(Data listing)
::::::::::
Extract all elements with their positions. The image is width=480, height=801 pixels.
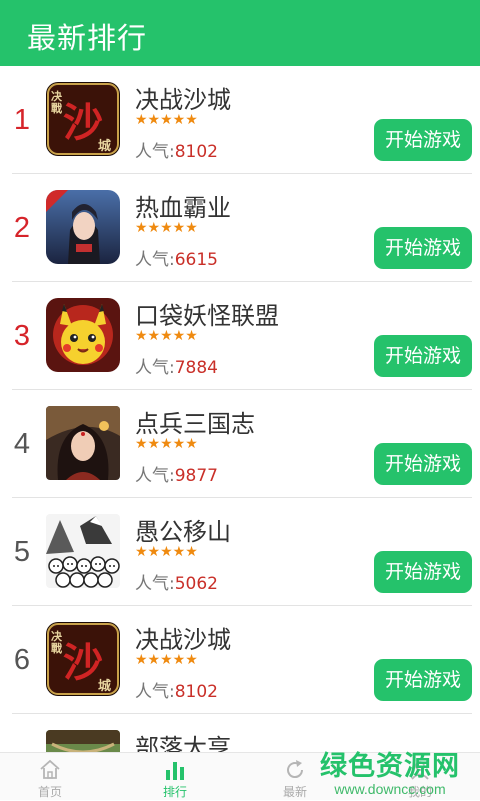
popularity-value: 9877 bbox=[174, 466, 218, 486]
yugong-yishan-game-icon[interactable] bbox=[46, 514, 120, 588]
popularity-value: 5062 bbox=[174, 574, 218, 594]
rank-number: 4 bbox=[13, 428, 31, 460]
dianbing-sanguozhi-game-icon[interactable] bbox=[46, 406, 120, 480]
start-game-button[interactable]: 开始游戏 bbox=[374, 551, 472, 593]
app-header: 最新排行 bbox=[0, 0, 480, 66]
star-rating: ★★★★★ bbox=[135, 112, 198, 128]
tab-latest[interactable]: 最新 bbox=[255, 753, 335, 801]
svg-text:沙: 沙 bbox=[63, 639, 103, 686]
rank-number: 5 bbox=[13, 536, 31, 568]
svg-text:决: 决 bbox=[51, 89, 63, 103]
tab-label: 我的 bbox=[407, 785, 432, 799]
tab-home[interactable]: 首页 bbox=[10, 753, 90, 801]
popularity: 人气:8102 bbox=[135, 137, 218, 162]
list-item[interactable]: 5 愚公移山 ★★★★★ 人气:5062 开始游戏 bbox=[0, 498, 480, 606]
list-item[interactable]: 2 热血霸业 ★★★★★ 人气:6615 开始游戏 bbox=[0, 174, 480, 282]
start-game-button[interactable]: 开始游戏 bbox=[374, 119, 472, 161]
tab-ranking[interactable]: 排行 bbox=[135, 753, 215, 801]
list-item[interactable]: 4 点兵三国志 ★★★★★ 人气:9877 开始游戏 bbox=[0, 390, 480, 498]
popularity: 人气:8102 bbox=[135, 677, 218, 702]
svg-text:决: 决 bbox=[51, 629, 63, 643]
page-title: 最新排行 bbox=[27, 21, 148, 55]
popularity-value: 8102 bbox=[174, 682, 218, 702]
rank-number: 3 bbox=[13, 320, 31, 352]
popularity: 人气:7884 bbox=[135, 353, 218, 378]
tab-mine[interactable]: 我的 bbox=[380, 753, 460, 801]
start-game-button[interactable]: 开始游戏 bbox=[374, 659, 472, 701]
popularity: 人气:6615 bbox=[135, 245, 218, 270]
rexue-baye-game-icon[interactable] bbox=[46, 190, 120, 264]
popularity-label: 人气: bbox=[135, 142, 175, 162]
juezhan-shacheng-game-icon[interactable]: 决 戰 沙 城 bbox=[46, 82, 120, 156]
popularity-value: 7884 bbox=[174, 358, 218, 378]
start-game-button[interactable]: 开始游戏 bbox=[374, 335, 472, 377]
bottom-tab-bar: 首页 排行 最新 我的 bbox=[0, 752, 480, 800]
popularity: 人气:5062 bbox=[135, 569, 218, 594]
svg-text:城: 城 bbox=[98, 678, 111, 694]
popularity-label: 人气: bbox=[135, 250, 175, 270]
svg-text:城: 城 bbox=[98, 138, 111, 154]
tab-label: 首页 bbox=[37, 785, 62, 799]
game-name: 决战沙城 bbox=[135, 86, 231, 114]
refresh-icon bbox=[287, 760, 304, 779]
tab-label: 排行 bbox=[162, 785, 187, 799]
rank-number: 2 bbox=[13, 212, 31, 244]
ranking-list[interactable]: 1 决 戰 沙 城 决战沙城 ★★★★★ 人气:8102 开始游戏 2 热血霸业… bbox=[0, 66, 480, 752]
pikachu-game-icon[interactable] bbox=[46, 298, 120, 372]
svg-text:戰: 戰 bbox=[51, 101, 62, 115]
::::::::::
▶ **Written exercise**: Reproduce every row above word for word, leaving out the pictures.

▶ **Solution to this problem**:
Extract all elements with their positions. The image is width=480, height=801 pixels.
popularity-value: 9877 bbox=[174, 466, 218, 486]
yugong-yishan-game-icon[interactable] bbox=[46, 514, 120, 588]
popularity-value: 5062 bbox=[174, 574, 218, 594]
rank-number: 4 bbox=[13, 428, 31, 460]
dianbing-sanguozhi-game-icon[interactable] bbox=[46, 406, 120, 480]
start-game-button[interactable]: 开始游戏 bbox=[374, 551, 472, 593]
app-header: 最新排行 bbox=[0, 0, 480, 66]
star-rating: ★★★★★ bbox=[135, 112, 198, 128]
tab-latest[interactable]: 最新 bbox=[255, 753, 335, 801]
svg-text:沙: 沙 bbox=[63, 639, 103, 686]
rank-number: 5 bbox=[13, 536, 31, 568]
svg-text:决: 决 bbox=[51, 89, 63, 103]
tab-label: 我的 bbox=[407, 785, 432, 799]
tab-home[interactable]: 首页 bbox=[10, 753, 90, 801]
popularity: 人气:8102 bbox=[135, 137, 218, 162]
list-item[interactable]: 5 愚公移山 ★★★★★ 人气:5062 开始游戏 bbox=[0, 498, 480, 606]
list-item[interactable]: 2 热血霸业 ★★★★★ 人气:6615 开始游戏 bbox=[0, 174, 480, 282]
start-game-button[interactable]: 开始游戏 bbox=[374, 119, 472, 161]
tab-ranking[interactable]: 排行 bbox=[135, 753, 215, 801]
list-item[interactable]: 4 点兵三国志 ★★★★★ 人气:9877 开始游戏 bbox=[0, 390, 480, 498]
popularity: 人气:8102 bbox=[135, 677, 218, 702]
svg-text:决: 决 bbox=[51, 629, 63, 643]
page-title: 最新排行 bbox=[27, 21, 148, 55]
popularity-value: 8102 bbox=[174, 682, 218, 702]
rank-number: 3 bbox=[13, 320, 31, 352]
popularity: 人气:7884 bbox=[135, 353, 218, 378]
tab-mine[interactable]: 我的 bbox=[380, 753, 460, 801]
start-game-button[interactable]: 开始游戏 bbox=[374, 659, 472, 701]
popularity: 人气:6615 bbox=[135, 245, 218, 270]
rexue-baye-game-icon[interactable] bbox=[46, 190, 120, 264]
popularity-label: 人气: bbox=[135, 142, 175, 162]
juezhan-shacheng-game-icon[interactable]: 决 戰 沙 城 bbox=[46, 82, 120, 156]
popularity-value: 7884 bbox=[174, 358, 218, 378]
start-game-button[interactable]: 开始游戏 bbox=[374, 335, 472, 377]
bottom-tab-bar: 首页 排行 最新 我的 bbox=[0, 752, 480, 800]
popularity: 人气:5062 bbox=[135, 569, 218, 594]
svg-text:城: 城 bbox=[98, 678, 111, 694]
popularity-label: 人气: bbox=[135, 250, 175, 270]
svg-text:城: 城 bbox=[98, 138, 111, 154]
tab-label: 首页 bbox=[37, 785, 62, 799]
game-name: 决战沙城 bbox=[135, 86, 231, 114]
refresh-icon bbox=[287, 760, 304, 779]
tab-label: 排行 bbox=[162, 785, 187, 799]
rank-number: 2 bbox=[13, 212, 31, 244]
ranking-list[interactable]: 1 决 戰 沙 城 决战沙城 ★★★★★ 人气:8102 开始游戏 2 热血霸业… bbox=[0, 66, 480, 752]
pikachu-game-icon[interactable] bbox=[46, 298, 120, 372]
svg-text:戰: 戰 bbox=[51, 101, 62, 115]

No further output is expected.